--- Provided data ---
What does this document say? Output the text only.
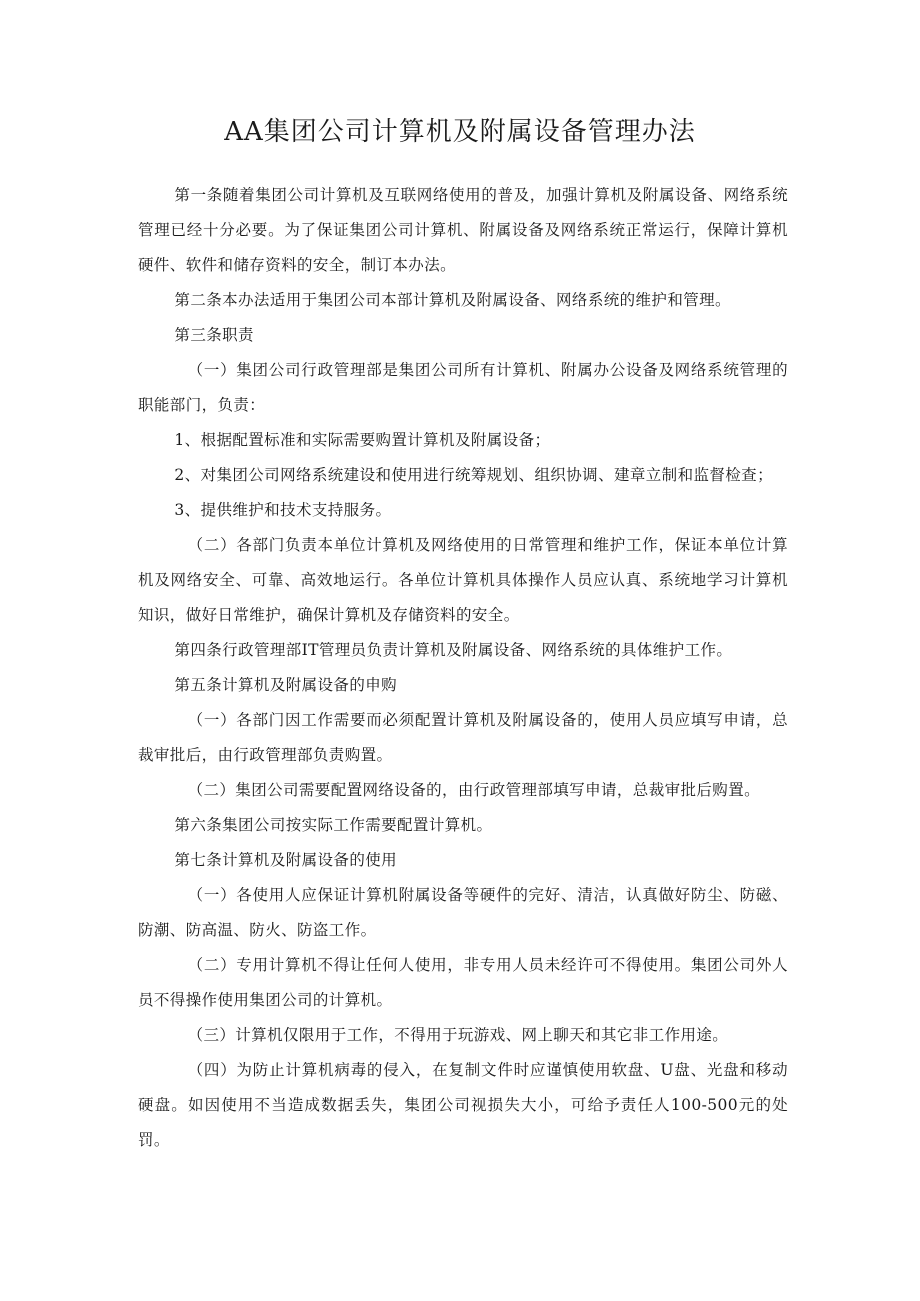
AA集团公司计算机及附属设备管理办法

第一条随着集团公司计算机及互联网络使用的普及，加强计算机及附属设备、网络系统管理已经十分必要。为了保证集团公司计算机、附属设备及网络系统正常运行，保障计算机硬件、软件和储存资料的安全，制订本办法。

第二条本办法适用于集团公司本部计算机及附属设备、网络系统的维护和管理。

第三条职责

（一）集团公司行政管理部是集团公司所有计算机、附属办公设备及网络系统管理的职能部门，负责：

1、根据配置标准和实际需要购置计算机及附属设备；

2、对集团公司网络系统建设和使用进行统筹规划、组织协调、建章立制和监督检查；

3、提供维护和技术支持服务。

（二）各部门负责本单位计算机及网络使用的日常管理和维护工作，保证本单位计算机及网络安全、可靠、高效地运行。各单位计算机具体操作人员应认真、系统地学习计算机知识，做好日常维护，确保计算机及存储资料的安全。

第四条行政管理部IT管理员负责计算机及附属设备、网络系统的具体维护工作。

第五条计算机及附属设备的申购

（一）各部门因工作需要而必须配置计算机及附属设备的，使用人员应填写申请，总裁审批后，由行政管理部负责购置。

（二）集团公司需要配置网络设备的，由行政管理部填写申请，总裁审批后购置。

第六条集团公司按实际工作需要配置计算机。

第七条计算机及附属设备的使用

（一）各使用人应保证计算机附属设备等硬件的完好、清洁，认真做好防尘、防磁、防潮、防高温、防火、防盗工作。

（二）专用计算机不得让任何人使用，非专用人员未经许可不得使用。集团公司外人员不得操作使用集团公司的计算机。

（三）计算机仅限用于工作，不得用于玩游戏、网上聊天和其它非工作用途。

（四）为防止计算机病毒的侵入，在复制文件时应谨慎使用软盘、U盘、光盘和移动硬盘。如因使用不当造成数据丢失，集团公司视损失大小，可给予责任人100-500元的处罚。
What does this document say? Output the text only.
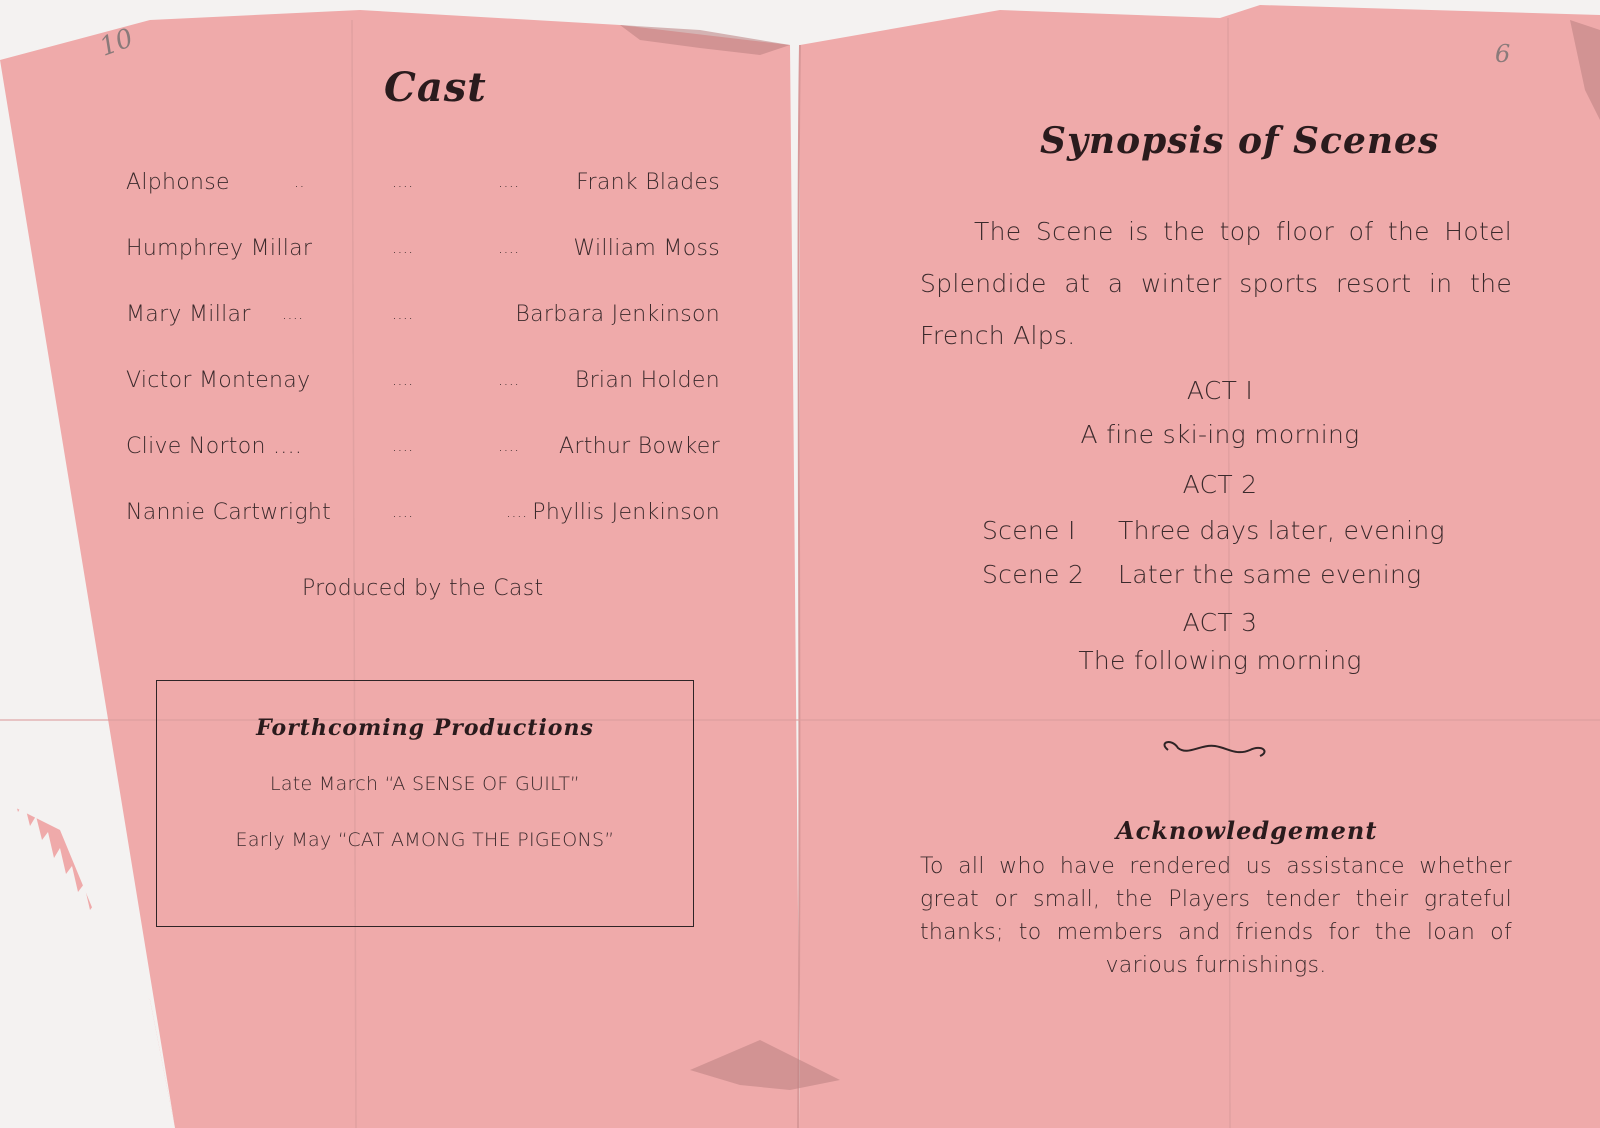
10	6
Cast
Alphonse	..	....	....	Frank Blades
Humphrey Millar	....	.... William Moss
Mary Millar ....	....	Barbara Jenkinson
Victor Montenay	....	....	Brian Holden
Clive Norton ....	....	.... Arthur Bowker
Nannie Cartwright	....	.... Phyllis Jenkinson
Produced by the Cast
Forthcoming Productions
Late March “A SENSE OF GUILT”
Early May “CAT AMONG THE PIGEONS”
Synopsis of Scenes
The Scene is the top floor of the Hotel
Splendide at a winter sports resort in the
French Alps.
ACT I
A fine ski-ing morning
ACT 2
Scene I Three days later, evening
Scene 2 Later the same evening
ACT 3
The following morning
Acknowledgement
To all who have rendered us assistance whether
great or small, the Players tender their grateful
thanks; to members and friends for the loan of
various furnishings.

--- Task details ---
Exactly as written, return every line of the listing, but not the pictures.

--- Solution ---
What does this document say? Output the text only.
AA集团公司计算机及附属设备管理办法

第一条随着集团公司计算机及互联网络使用的普及，加强计算机及附属设备、网络系统管理已经十分必要。为了保证集团公司计算机、附属设备及网络系统正常运行，保障计算机硬件、软件和储存资料的安全，制订本办法。

第二条本办法适用于集团公司本部计算机及附属设备、网络系统的维护和管理。

第三条职责

（一）集团公司行政管理部是集团公司所有计算机、附属办公设备及网络系统管理的职能部门，负责：

1、根据配置标准和实际需要购置计算机及附属设备；

2、对集团公司网络系统建设和使用进行统筹规划、组织协调、建章立制和监督检查；

3、提供维护和技术支持服务。

（二）各部门负责本单位计算机及网络使用的日常管理和维护工作，保证本单位计算机及网络安全、可靠、高效地运行。各单位计算机具体操作人员应认真、系统地学习计算机知识，做好日常维护，确保计算机及存储资料的安全。

第四条行政管理部IT管理员负责计算机及附属设备、网络系统的具体维护工作。

第五条计算机及附属设备的申购

（一）各部门因工作需要而必须配置计算机及附属设备的，使用人员应填写申请，总裁审批后，由行政管理部负责购置。

（二）集团公司需要配置网络设备的，由行政管理部填写申请，总裁审批后购置。

第六条集团公司按实际工作需要配置计算机。

第七条计算机及附属设备的使用

（一）各使用人应保证计算机附属设备等硬件的完好、清洁，认真做好防尘、防磁、防潮、防高温、防火、防盗工作。

（二）专用计算机不得让任何人使用，非专用人员未经许可不得使用。集团公司外人员不得操作使用集团公司的计算机。

（三）计算机仅限用于工作，不得用于玩游戏、网上聊天和其它非工作用途。

（四）为防止计算机病毒的侵入，在复制文件时应谨慎使用软盘、U盘、光盘和移动硬盘。如因使用不当造成数据丢失，集团公司视损失大小，可给予责任人100-500元的处罚。
What does this document say? Output the text only.
10	6
Cast
Alphonse	..	....	....	Frank Blades
Humphrey Millar	....	.... William Moss
Mary Millar ....	....	Barbara Jenkinson
Victor Montenay	....	....	Brian Holden
Clive Norton ....	....	.... Arthur Bowker
Nannie Cartwright	....	.... Phyllis Jenkinson
Produced by the Cast
Forthcoming Productions
Late March “A SENSE OF GUILT”
Early May “CAT AMONG THE PIGEONS”
Synopsis of Scenes
The Scene is the top floor of the Hotel
Splendide at a winter sports resort in the
French Alps.
ACT I
A fine ski-ing morning
ACT 2
Scene I Three days later, evening
Scene 2 Later the same evening
ACT 3
The following morning
Acknowledgement
To all who have rendered us assistance whether
great or small, the Players tender their grateful
thanks; to members and friends for the loan of
various furnishings.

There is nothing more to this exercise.